Given exercise
Write out the whole of the material exactly.

Supplied information
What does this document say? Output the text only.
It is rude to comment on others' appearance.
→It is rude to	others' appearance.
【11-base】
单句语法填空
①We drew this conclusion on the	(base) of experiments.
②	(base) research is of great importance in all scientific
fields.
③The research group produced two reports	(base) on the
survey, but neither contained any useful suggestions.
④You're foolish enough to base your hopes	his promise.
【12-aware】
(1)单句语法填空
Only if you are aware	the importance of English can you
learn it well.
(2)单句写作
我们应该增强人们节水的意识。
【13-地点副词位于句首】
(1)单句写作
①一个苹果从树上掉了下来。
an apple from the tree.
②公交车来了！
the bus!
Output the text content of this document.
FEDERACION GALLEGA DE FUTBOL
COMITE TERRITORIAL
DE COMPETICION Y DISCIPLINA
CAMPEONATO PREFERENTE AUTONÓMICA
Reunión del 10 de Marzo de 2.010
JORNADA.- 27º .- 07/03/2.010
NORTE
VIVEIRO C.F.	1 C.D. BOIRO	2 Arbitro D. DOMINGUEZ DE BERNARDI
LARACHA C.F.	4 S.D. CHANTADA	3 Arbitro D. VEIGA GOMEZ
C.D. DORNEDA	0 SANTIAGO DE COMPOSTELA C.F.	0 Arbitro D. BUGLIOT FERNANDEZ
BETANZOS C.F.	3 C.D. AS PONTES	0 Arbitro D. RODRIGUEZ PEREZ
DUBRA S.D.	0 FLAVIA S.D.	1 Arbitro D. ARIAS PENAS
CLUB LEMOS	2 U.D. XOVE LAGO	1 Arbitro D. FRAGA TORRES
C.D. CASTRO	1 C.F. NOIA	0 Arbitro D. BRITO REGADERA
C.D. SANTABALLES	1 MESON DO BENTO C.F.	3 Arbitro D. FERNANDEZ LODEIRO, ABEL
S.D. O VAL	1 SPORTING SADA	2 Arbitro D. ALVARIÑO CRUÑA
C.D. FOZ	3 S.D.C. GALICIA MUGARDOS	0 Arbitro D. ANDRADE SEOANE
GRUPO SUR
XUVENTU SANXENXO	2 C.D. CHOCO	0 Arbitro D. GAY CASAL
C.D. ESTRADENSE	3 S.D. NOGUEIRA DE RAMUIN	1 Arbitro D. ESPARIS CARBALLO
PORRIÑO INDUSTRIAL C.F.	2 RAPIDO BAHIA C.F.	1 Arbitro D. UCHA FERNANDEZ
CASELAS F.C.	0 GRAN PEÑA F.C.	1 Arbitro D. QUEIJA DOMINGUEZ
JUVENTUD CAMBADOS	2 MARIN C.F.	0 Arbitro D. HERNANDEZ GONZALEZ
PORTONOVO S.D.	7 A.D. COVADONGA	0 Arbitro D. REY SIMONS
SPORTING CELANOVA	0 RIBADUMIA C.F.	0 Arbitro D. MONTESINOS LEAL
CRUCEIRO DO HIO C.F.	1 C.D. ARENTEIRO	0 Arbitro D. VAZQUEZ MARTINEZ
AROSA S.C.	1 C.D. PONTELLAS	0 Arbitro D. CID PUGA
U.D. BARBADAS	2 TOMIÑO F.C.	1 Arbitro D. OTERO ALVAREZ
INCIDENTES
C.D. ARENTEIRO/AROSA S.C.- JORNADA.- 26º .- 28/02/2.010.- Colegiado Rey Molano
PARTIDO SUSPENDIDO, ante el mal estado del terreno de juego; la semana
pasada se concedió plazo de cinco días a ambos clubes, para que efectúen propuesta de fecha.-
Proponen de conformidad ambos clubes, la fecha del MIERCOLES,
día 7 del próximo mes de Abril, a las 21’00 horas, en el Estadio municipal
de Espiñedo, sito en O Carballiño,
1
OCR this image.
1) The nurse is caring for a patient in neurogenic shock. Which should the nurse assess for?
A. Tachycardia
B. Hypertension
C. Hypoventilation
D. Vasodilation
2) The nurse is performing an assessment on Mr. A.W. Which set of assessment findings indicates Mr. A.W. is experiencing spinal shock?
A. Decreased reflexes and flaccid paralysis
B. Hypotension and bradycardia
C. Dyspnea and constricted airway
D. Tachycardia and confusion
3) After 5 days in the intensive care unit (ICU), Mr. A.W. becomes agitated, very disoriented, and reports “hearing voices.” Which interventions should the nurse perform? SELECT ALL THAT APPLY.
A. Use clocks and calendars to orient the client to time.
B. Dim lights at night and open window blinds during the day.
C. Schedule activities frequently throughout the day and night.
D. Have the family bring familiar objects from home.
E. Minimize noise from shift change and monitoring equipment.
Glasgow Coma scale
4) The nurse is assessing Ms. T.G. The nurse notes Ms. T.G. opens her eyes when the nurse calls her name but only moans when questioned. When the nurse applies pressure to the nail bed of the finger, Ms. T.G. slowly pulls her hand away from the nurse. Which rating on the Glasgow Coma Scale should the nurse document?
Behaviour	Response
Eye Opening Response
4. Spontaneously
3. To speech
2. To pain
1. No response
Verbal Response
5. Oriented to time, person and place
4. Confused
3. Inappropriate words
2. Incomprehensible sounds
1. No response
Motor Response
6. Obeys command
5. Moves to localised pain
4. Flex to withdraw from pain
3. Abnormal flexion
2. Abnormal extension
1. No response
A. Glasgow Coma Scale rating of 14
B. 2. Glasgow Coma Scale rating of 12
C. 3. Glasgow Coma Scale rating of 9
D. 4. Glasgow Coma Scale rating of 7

Exercise output
What does this document say? Output the text only.
It is rude to comment on others' appearance.
→It is rude to	others' appearance.
【11-base】
单句语法填空
①We drew this conclusion on the	(base) of experiments.
②	(base) research is of great importance in all scientific
fields.
③The research group produced two reports	(base) on the
survey, but neither contained any useful suggestions.
④You're foolish enough to base your hopes	his promise.
【12-aware】
(1)单句语法填空
Only if you are aware	the importance of English can you
learn it well.
(2)单句写作
我们应该增强人们节水的意识。
【13-地点副词位于句首】
(1)单句写作
①一个苹果从树上掉了下来。
an apple from the tree.
②公交车来了！
the bus!
Output the text content of this document.
FEDERACION GALLEGA DE FUTBOL
COMITE TERRITORIAL
DE COMPETICION Y DISCIPLINA
CAMPEONATO PREFERENTE AUTONÓMICA
Reunión del 10 de Marzo de 2.010
JORNADA.- 27º .- 07/03/2.010
NORTE
VIVEIRO C.F.	1 C.D. BOIRO	2 Arbitro D. DOMINGUEZ DE BERNARDI
LARACHA C.F.	4 S.D. CHANTADA	3 Arbitro D. VEIGA GOMEZ
C.D. DORNEDA	0 SANTIAGO DE COMPOSTELA C.F.	0 Arbitro D. BUGLIOT FERNANDEZ
BETANZOS C.F.	3 C.D. AS PONTES	0 Arbitro D. RODRIGUEZ PEREZ
DUBRA S.D.	0 FLAVIA S.D.	1 Arbitro D. ARIAS PENAS
CLUB LEMOS	2 U.D. XOVE LAGO	1 Arbitro D. FRAGA TORRES
C.D. CASTRO	1 C.F. NOIA	0 Arbitro D. BRITO REGADERA
C.D. SANTABALLES	1 MESON DO BENTO C.F.	3 Arbitro D. FERNANDEZ LODEIRO, ABEL
S.D. O VAL	1 SPORTING SADA	2 Arbitro D. ALVARIÑO CRUÑA
C.D. FOZ	3 S.D.C. GALICIA MUGARDOS	0 Arbitro D. ANDRADE SEOANE
GRUPO SUR
XUVENTU SANXENXO	2 C.D. CHOCO	0 Arbitro D. GAY CASAL
C.D. ESTRADENSE	3 S.D. NOGUEIRA DE RAMUIN	1 Arbitro D. ESPARIS CARBALLO
PORRIÑO INDUSTRIAL C.F.	2 RAPIDO BAHIA C.F.	1 Arbitro D. UCHA FERNANDEZ
CASELAS F.C.	0 GRAN PEÑA F.C.	1 Arbitro D. QUEIJA DOMINGUEZ
JUVENTUD CAMBADOS	2 MARIN C.F.	0 Arbitro D. HERNANDEZ GONZALEZ
PORTONOVO S.D.	7 A.D. COVADONGA	0 Arbitro D. REY SIMONS
SPORTING CELANOVA	0 RIBADUMIA C.F.	0 Arbitro D. MONTESINOS LEAL
CRUCEIRO DO HIO C.F.	1 C.D. ARENTEIRO	0 Arbitro D. VAZQUEZ MARTINEZ
AROSA S.C.	1 C.D. PONTELLAS	0 Arbitro D. CID PUGA
U.D. BARBADAS	2 TOMIÑO F.C.	1 Arbitro D. OTERO ALVAREZ
INCIDENTES
C.D. ARENTEIRO/AROSA S.C.- JORNADA.- 26º .- 28/02/2.010.- Colegiado Rey Molano
PARTIDO SUSPENDIDO, ante el mal estado del terreno de juego; la semana
pasada se concedió plazo de cinco días a ambos clubes, para que efectúen propuesta de fecha.-
Proponen de conformidad ambos clubes, la fecha del MIERCOLES,
día 7 del próximo mes de Abril, a las 21’00 horas, en el Estadio municipal
de Espiñedo, sito en O Carballiño,
1
OCR this image.
1) The nurse is caring for a patient in neurogenic shock. Which should the nurse assess for?
A. Tachycardia
B. Hypertension
C. Hypoventilation
D. Vasodilation
2) The nurse is performing an assessment on Mr. A.W. Which set of assessment findings indicates Mr. A.W. is experiencing spinal shock?
A. Decreased reflexes and flaccid paralysis
B. Hypotension and bradycardia
C. Dyspnea and constricted airway
D. Tachycardia and confusion
3) After 5 days in the intensive care unit (ICU), Mr. A.W. becomes agitated, very disoriented, and reports “hearing voices.” Which interventions should the nurse perform? SELECT ALL THAT APPLY.
A. Use clocks and calendars to orient the client to time.
B. Dim lights at night and open window blinds during the day.
C. Schedule activities frequently throughout the day and night.
D. Have the family bring familiar objects from home.
E. Minimize noise from shift change and monitoring equipment.
Glasgow Coma scale
4) The nurse is assessing Ms. T.G. The nurse notes Ms. T.G. opens her eyes when the nurse calls her name but only moans when questioned. When the nurse applies pressure to the nail bed of the finger, Ms. T.G. slowly pulls her hand away from the nurse. Which rating on the Glasgow Coma Scale should the nurse document?
Behaviour	Response
Eye Opening Response
4. Spontaneously
3. To speech
2. To pain
1. No response
Verbal Response
5. Oriented to time, person and place
4. Confused
3. Inappropriate words
2. Incomprehensible sounds
1. No response
Motor Response
6. Obeys command
5. Moves to localised pain
4. Flex to withdraw from pain
3. Abnormal flexion
2. Abnormal extension
1. No response
A. Glasgow Coma Scale rating of 14
B. 2. Glasgow Coma Scale rating of 12
C. 3. Glasgow Coma Scale rating of 9
D. 4. Glasgow Coma Scale rating of 7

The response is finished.